■ **Written request**: Copy out the data exactly, leaving the pictures behind.

[Dataset listings of figures]
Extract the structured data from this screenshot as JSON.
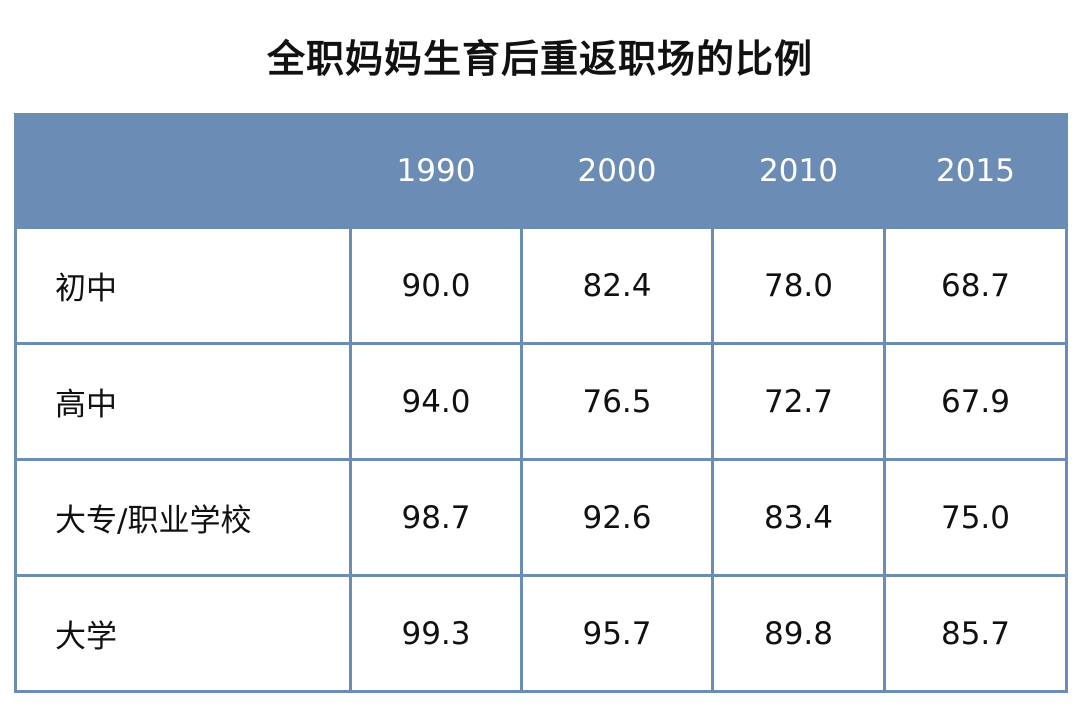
{
  "title": "全职妈妈生育后重返职场的比例",
  "chart_data": {
    "type": "table",
    "title": "全职妈妈生育后重返职场的比例",
    "columns": [
      "",
      "1990",
      "2000",
      "2010",
      "2015"
    ],
    "rows": [
      {
        "label": "初中",
        "values": [
          "90.0",
          "82.4",
          "78.0",
          "68.7"
        ]
      },
      {
        "label": "高中",
        "values": [
          "94.0",
          "76.5",
          "72.7",
          "67.9"
        ]
      },
      {
        "label": "大专/职业学校",
        "values": [
          "98.7",
          "92.6",
          "83.4",
          "75.0"
        ]
      },
      {
        "label": "大学",
        "values": [
          "99.3",
          "95.7",
          "89.8",
          "85.7"
        ]
      }
    ],
    "colors": {
      "header_background": "#6b8cb5",
      "header_text": "#ffffff",
      "border": "#6b8cb5"
    }
  }
}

■ **Result for this exercise**:
Extract the structured data from this screenshot as JSON.
{
  "title": "全职妈妈生育后重返职场的比例",
  "chart_data": {
    "type": "table",
    "title": "全职妈妈生育后重返职场的比例",
    "columns": [
      "",
      "1990",
      "2000",
      "2010",
      "2015"
    ],
    "rows": [
      {
        "label": "初中",
        "values": [
          "90.0",
          "82.4",
          "78.0",
          "68.7"
        ]
      },
      {
        "label": "高中",
        "values": [
          "94.0",
          "76.5",
          "72.7",
          "67.9"
        ]
      },
      {
        "label": "大专/职业学校",
        "values": [
          "98.7",
          "92.6",
          "83.4",
          "75.0"
        ]
      },
      {
        "label": "大学",
        "values": [
          "99.3",
          "95.7",
          "89.8",
          "85.7"
        ]
      }
    ],
    "colors": {
      "header_background": "#6b8cb5",
      "header_text": "#ffffff",
      "border": "#6b8cb5"
    }
  }
}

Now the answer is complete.